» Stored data
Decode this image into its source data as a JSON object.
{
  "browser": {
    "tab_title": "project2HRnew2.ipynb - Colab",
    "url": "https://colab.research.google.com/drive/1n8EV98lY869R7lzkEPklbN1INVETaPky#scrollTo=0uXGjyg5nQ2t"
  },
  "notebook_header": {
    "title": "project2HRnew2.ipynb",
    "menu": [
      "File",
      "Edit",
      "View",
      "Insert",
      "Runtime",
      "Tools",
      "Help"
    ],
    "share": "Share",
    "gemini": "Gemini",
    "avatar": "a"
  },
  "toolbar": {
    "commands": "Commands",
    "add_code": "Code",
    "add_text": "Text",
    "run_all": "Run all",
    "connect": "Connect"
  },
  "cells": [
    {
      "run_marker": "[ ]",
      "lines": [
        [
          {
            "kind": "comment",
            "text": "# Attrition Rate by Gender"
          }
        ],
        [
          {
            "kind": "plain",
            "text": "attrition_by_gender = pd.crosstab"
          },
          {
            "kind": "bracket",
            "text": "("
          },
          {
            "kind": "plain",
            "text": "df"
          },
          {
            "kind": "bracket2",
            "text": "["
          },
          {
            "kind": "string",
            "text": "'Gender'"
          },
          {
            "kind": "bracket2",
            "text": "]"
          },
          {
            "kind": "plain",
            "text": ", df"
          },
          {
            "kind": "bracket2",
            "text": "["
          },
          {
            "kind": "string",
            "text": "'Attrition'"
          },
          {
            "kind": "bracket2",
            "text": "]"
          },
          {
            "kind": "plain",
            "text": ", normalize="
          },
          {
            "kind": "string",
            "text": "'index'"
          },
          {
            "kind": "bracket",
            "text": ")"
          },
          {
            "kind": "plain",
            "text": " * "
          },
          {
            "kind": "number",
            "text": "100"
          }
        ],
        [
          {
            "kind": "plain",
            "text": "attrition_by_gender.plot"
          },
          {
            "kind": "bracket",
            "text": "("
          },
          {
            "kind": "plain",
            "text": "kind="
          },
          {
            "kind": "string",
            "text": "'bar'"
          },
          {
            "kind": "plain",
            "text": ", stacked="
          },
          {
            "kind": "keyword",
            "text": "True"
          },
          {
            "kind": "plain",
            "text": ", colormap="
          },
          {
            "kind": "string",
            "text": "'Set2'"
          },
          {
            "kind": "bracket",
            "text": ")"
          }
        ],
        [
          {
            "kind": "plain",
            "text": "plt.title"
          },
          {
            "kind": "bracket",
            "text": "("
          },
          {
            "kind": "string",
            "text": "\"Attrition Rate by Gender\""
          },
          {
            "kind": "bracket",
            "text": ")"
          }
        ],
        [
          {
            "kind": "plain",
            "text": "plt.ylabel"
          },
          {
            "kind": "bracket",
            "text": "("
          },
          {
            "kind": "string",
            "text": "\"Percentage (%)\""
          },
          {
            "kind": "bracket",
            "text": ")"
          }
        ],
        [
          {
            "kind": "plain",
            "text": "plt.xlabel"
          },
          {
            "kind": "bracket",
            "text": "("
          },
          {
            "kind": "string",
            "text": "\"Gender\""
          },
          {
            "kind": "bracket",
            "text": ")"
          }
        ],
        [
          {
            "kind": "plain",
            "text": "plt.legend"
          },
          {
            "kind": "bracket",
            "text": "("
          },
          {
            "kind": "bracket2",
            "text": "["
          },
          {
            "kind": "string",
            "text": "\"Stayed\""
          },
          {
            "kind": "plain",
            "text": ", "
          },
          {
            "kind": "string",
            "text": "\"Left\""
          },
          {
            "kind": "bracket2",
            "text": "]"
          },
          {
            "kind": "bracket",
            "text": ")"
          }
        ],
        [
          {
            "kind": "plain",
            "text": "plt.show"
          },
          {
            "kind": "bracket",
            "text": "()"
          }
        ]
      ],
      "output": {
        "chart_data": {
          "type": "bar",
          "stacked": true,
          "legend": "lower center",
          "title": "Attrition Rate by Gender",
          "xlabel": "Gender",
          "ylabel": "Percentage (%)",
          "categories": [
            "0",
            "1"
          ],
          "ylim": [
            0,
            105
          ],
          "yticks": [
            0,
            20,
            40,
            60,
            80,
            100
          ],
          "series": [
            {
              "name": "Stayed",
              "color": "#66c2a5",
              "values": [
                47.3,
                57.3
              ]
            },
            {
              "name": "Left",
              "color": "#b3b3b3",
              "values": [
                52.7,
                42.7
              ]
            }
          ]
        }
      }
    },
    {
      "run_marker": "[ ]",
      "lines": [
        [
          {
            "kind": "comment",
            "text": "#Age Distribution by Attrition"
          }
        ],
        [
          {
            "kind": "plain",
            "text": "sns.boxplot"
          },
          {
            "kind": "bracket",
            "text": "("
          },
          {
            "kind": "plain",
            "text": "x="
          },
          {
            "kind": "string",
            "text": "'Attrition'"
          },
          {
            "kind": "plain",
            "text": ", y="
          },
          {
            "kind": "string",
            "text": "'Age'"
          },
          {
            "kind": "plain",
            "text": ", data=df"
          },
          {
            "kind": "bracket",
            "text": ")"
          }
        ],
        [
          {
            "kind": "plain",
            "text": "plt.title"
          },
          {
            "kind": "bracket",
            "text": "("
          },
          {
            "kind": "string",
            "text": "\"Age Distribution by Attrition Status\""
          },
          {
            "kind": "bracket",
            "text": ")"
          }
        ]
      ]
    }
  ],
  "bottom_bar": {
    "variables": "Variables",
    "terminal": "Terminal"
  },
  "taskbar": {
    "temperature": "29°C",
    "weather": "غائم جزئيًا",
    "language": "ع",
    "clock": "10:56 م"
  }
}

» SHORT TASK
Collect each line of the entries that has the word "Distribution", copying it in full.

» RESPONSE BELOW
            "text": "#Age Distribution by Attrition"
            "text": "\"Age Distribution by Attrition Status\""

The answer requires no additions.